WHAT THE TASK REQUIRES
Write out the whole listing word for word.

Data records
____________

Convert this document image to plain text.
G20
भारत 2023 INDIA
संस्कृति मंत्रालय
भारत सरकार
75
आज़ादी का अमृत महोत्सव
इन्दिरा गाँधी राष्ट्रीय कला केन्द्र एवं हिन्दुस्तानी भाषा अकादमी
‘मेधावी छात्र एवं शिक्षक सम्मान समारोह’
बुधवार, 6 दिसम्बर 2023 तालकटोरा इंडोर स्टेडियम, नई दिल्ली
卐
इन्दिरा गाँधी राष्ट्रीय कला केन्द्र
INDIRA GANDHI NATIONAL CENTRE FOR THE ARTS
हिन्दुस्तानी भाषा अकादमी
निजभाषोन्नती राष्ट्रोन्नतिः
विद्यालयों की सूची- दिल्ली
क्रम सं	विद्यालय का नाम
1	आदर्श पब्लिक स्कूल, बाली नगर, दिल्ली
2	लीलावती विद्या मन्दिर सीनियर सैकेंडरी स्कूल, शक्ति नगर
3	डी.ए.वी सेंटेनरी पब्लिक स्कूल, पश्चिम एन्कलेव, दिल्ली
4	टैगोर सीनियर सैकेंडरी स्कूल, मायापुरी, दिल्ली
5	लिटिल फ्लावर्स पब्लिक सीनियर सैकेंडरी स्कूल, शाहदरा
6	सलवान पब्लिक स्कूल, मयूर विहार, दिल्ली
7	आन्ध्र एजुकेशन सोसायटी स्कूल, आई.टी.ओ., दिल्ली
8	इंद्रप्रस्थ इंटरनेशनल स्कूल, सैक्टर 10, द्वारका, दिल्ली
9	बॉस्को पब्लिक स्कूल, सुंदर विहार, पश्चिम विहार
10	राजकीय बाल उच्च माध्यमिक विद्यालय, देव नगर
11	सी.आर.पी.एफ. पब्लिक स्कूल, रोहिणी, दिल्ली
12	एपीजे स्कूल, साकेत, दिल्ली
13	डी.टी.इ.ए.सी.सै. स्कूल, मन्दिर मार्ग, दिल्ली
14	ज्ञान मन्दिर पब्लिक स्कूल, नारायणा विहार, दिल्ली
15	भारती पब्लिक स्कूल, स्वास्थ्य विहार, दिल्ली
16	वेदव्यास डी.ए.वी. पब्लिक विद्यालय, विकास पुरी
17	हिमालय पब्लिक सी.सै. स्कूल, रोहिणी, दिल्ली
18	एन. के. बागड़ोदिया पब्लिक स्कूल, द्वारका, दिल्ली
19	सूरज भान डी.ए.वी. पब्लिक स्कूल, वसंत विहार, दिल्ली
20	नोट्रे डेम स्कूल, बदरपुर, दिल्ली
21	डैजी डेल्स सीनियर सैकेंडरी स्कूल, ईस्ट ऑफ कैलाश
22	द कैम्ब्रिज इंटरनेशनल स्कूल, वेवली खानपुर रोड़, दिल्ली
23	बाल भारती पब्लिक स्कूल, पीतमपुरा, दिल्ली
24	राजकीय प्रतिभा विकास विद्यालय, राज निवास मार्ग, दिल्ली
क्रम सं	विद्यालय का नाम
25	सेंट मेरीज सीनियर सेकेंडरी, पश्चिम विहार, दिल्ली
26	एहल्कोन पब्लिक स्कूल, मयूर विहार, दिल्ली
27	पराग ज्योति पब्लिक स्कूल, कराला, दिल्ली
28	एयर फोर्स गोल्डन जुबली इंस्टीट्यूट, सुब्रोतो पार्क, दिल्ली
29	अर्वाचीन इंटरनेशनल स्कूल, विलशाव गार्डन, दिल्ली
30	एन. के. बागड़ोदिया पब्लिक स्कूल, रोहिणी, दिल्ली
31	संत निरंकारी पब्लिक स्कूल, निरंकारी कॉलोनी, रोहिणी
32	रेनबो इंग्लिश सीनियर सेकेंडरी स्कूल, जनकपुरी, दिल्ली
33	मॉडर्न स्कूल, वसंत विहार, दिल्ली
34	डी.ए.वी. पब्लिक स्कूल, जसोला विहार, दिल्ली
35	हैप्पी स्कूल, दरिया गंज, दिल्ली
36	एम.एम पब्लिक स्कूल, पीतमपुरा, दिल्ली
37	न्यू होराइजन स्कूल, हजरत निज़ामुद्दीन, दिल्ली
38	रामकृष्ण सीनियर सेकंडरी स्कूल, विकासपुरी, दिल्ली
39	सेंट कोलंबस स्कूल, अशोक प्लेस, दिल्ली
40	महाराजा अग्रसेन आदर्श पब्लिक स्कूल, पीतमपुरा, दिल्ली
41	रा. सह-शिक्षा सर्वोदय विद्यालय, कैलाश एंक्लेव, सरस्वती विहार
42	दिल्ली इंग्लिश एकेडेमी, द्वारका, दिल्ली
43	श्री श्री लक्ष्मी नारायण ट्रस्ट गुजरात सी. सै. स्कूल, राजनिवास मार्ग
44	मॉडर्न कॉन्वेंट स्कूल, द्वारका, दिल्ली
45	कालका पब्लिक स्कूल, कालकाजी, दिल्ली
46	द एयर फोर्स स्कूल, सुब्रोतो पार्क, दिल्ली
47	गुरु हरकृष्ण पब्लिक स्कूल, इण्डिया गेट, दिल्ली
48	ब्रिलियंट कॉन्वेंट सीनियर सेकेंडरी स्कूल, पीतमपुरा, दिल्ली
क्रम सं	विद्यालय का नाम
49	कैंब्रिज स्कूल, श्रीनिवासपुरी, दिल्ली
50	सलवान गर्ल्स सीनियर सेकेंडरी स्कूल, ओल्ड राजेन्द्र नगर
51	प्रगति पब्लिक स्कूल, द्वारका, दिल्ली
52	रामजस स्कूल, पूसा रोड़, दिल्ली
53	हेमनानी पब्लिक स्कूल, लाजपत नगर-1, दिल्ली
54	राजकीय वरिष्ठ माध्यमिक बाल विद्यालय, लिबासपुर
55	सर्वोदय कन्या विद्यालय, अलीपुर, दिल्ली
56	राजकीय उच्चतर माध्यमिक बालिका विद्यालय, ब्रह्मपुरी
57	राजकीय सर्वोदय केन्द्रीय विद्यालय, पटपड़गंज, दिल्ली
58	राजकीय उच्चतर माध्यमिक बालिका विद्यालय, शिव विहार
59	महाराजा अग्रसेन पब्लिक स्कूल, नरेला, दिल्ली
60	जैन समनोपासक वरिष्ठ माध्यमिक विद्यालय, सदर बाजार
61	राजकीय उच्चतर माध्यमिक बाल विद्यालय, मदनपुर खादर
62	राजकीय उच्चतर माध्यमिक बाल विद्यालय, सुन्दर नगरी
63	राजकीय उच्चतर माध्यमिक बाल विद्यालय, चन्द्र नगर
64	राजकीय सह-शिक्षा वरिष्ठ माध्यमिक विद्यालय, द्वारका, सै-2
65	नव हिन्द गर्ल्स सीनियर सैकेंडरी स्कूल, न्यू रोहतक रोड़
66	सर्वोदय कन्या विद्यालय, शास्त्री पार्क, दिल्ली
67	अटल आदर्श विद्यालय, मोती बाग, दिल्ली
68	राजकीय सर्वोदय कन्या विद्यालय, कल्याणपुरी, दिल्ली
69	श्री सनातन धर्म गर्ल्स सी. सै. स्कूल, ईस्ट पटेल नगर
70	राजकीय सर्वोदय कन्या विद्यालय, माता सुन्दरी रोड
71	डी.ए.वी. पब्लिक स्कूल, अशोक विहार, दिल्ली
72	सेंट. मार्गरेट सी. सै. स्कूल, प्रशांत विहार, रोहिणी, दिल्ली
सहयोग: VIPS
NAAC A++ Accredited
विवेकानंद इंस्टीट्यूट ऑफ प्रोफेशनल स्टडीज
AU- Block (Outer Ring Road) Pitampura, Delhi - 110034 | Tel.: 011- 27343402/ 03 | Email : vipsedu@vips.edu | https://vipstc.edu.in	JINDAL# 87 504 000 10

____________

RESPONSE FOR THIS EXERCISE
Convert this document image to plain text.
G20
भारत 2023 INDIA
संस्कृति मंत्रालय
भारत सरकार
75
आज़ादी का अमृत महोत्सव
इन्दिरा गाँधी राष्ट्रीय कला केन्द्र एवं हिन्दुस्तानी भाषा अकादमी
‘मेधावी छात्र एवं शिक्षक सम्मान समारोह’
बुधवार, 6 दिसम्बर 2023 तालकटोरा इंडोर स्टेडियम, नई दिल्ली
卐
इन्दिरा गाँधी राष्ट्रीय कला केन्द्र
INDIRA GANDHI NATIONAL CENTRE FOR THE ARTS
हिन्दुस्तानी भाषा अकादमी
निजभाषोन्नती राष्ट्रोन्नतिः
विद्यालयों की सूची- दिल्ली
क्रम सं	विद्यालय का नाम
1	आदर्श पब्लिक स्कूल, बाली नगर, दिल्ली
2	लीलावती विद्या मन्दिर सीनियर सैकेंडरी स्कूल, शक्ति नगर
3	डी.ए.वी सेंटेनरी पब्लिक स्कूल, पश्चिम एन्कलेव, दिल्ली
4	टैगोर सीनियर सैकेंडरी स्कूल, मायापुरी, दिल्ली
5	लिटिल फ्लावर्स पब्लिक सीनियर सैकेंडरी स्कूल, शाहदरा
6	सलवान पब्लिक स्कूल, मयूर विहार, दिल्ली
7	आन्ध्र एजुकेशन सोसायटी स्कूल, आई.टी.ओ., दिल्ली
8	इंद्रप्रस्थ इंटरनेशनल स्कूल, सैक्टर 10, द्वारका, दिल्ली
9	बॉस्को पब्लिक स्कूल, सुंदर विहार, पश्चिम विहार
10	राजकीय बाल उच्च माध्यमिक विद्यालय, देव नगर
11	सी.आर.पी.एफ. पब्लिक स्कूल, रोहिणी, दिल्ली
12	एपीजे स्कूल, साकेत, दिल्ली
13	डी.टी.इ.ए.सी.सै. स्कूल, मन्दिर मार्ग, दिल्ली
14	ज्ञान मन्दिर पब्लिक स्कूल, नारायणा विहार, दिल्ली
15	भारती पब्लिक स्कूल, स्वास्थ्य विहार, दिल्ली
16	वेदव्यास डी.ए.वी. पब्लिक विद्यालय, विकास पुरी
17	हिमालय पब्लिक सी.सै. स्कूल, रोहिणी, दिल्ली
18	एन. के. बागड़ोदिया पब्लिक स्कूल, द्वारका, दिल्ली
19	सूरज भान डी.ए.वी. पब्लिक स्कूल, वसंत विहार, दिल्ली
20	नोट्रे डेम स्कूल, बदरपुर, दिल्ली
21	डैजी डेल्स सीनियर सैकेंडरी स्कूल, ईस्ट ऑफ कैलाश
22	द कैम्ब्रिज इंटरनेशनल स्कूल, वेवली खानपुर रोड़, दिल्ली
23	बाल भारती पब्लिक स्कूल, पीतमपुरा, दिल्ली
24	राजकीय प्रतिभा विकास विद्यालय, राज निवास मार्ग, दिल्ली
क्रम सं	विद्यालय का नाम
25	सेंट मेरीज सीनियर सेकेंडरी, पश्चिम विहार, दिल्ली
26	एहल्कोन पब्लिक स्कूल, मयूर विहार, दिल्ली
27	पराग ज्योति पब्लिक स्कूल, कराला, दिल्ली
28	एयर फोर्स गोल्डन जुबली इंस्टीट्यूट, सुब्रोतो पार्क, दिल्ली
29	अर्वाचीन इंटरनेशनल स्कूल, विलशाव गार्डन, दिल्ली
30	एन. के. बागड़ोदिया पब्लिक स्कूल, रोहिणी, दिल्ली
31	संत निरंकारी पब्लिक स्कूल, निरंकारी कॉलोनी, रोहिणी
32	रेनबो इंग्लिश सीनियर सेकेंडरी स्कूल, जनकपुरी, दिल्ली
33	मॉडर्न स्कूल, वसंत विहार, दिल्ली
34	डी.ए.वी. पब्लिक स्कूल, जसोला विहार, दिल्ली
35	हैप्पी स्कूल, दरिया गंज, दिल्ली
36	एम.एम पब्लिक स्कूल, पीतमपुरा, दिल्ली
37	न्यू होराइजन स्कूल, हजरत निज़ामुद्दीन, दिल्ली
38	रामकृष्ण सीनियर सेकंडरी स्कूल, विकासपुरी, दिल्ली
39	सेंट कोलंबस स्कूल, अशोक प्लेस, दिल्ली
40	महाराजा अग्रसेन आदर्श पब्लिक स्कूल, पीतमपुरा, दिल्ली
41	रा. सह-शिक्षा सर्वोदय विद्यालय, कैलाश एंक्लेव, सरस्वती विहार
42	दिल्ली इंग्लिश एकेडेमी, द्वारका, दिल्ली
43	श्री श्री लक्ष्मी नारायण ट्रस्ट गुजरात सी. सै. स्कूल, राजनिवास मार्ग
44	मॉडर्न कॉन्वेंट स्कूल, द्वारका, दिल्ली
45	कालका पब्लिक स्कूल, कालकाजी, दिल्ली
46	द एयर फोर्स स्कूल, सुब्रोतो पार्क, दिल्ली
47	गुरु हरकृष्ण पब्लिक स्कूल, इण्डिया गेट, दिल्ली
48	ब्रिलियंट कॉन्वेंट सीनियर सेकेंडरी स्कूल, पीतमपुरा, दिल्ली
क्रम सं	विद्यालय का नाम
49	कैंब्रिज स्कूल, श्रीनिवासपुरी, दिल्ली
50	सलवान गर्ल्स सीनियर सेकेंडरी स्कूल, ओल्ड राजेन्द्र नगर
51	प्रगति पब्लिक स्कूल, द्वारका, दिल्ली
52	रामजस स्कूल, पूसा रोड़, दिल्ली
53	हेमनानी पब्लिक स्कूल, लाजपत नगर-1, दिल्ली
54	राजकीय वरिष्ठ माध्यमिक बाल विद्यालय, लिबासपुर
55	सर्वोदय कन्या विद्यालय, अलीपुर, दिल्ली
56	राजकीय उच्चतर माध्यमिक बालिका विद्यालय, ब्रह्मपुरी
57	राजकीय सर्वोदय केन्द्रीय विद्यालय, पटपड़गंज, दिल्ली
58	राजकीय उच्चतर माध्यमिक बालिका विद्यालय, शिव विहार
59	महाराजा अग्रसेन पब्लिक स्कूल, नरेला, दिल्ली
60	जैन समनोपासक वरिष्ठ माध्यमिक विद्यालय, सदर बाजार
61	राजकीय उच्चतर माध्यमिक बाल विद्यालय, मदनपुर खादर
62	राजकीय उच्चतर माध्यमिक बाल विद्यालय, सुन्दर नगरी
63	राजकीय उच्चतर माध्यमिक बाल विद्यालय, चन्द्र नगर
64	राजकीय सह-शिक्षा वरिष्ठ माध्यमिक विद्यालय, द्वारका, सै-2
65	नव हिन्द गर्ल्स सीनियर सैकेंडरी स्कूल, न्यू रोहतक रोड़
66	सर्वोदय कन्या विद्यालय, शास्त्री पार्क, दिल्ली
67	अटल आदर्श विद्यालय, मोती बाग, दिल्ली
68	राजकीय सर्वोदय कन्या विद्यालय, कल्याणपुरी, दिल्ली
69	श्री सनातन धर्म गर्ल्स सी. सै. स्कूल, ईस्ट पटेल नगर
70	राजकीय सर्वोदय कन्या विद्यालय, माता सुन्दरी रोड
71	डी.ए.वी. पब्लिक स्कूल, अशोक विहार, दिल्ली
72	सेंट. मार्गरेट सी. सै. स्कूल, प्रशांत विहार, रोहिणी, दिल्ली
सहयोग: VIPS
NAAC A++ Accredited
विवेकानंद इंस्टीट्यूट ऑफ प्रोफेशनल स्टडीज
AU- Block (Outer Ring Road) Pitampura, Delhi - 110034 | Tel.: 011- 27343402/ 03 | Email : vipsedu@vips.edu | https://vipstc.edu.in	JINDAL# 87 504 000 10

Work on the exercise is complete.